--- Supplied information ---

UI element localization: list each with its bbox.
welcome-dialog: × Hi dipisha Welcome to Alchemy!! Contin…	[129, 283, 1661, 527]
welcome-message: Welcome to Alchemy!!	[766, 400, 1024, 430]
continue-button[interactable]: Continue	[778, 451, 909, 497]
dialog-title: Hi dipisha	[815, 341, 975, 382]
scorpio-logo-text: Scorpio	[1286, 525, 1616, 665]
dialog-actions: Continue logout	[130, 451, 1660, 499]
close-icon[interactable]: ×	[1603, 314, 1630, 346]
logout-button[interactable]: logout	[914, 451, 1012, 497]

---

- _What you should do_
Can you copy out all of the lines above verbatim, keeping their order and every character unchanged?

- _Solved problem_
UI element localization: list each with its bbox.
welcome-dialog: × Hi dipisha Welcome to Alchemy!! Contin…	[129, 283, 1661, 527]
welcome-message: Welcome to Alchemy!!	[766, 400, 1024, 430]
continue-button[interactable]: Continue	[778, 451, 909, 497]
dialog-title: Hi dipisha	[815, 341, 975, 382]
scorpio-logo-text: Scorpio	[1286, 525, 1616, 665]
dialog-actions: Continue logout	[130, 451, 1660, 499]
close-icon[interactable]: ×	[1603, 314, 1630, 346]
logout-button[interactable]: logout	[914, 451, 1012, 497]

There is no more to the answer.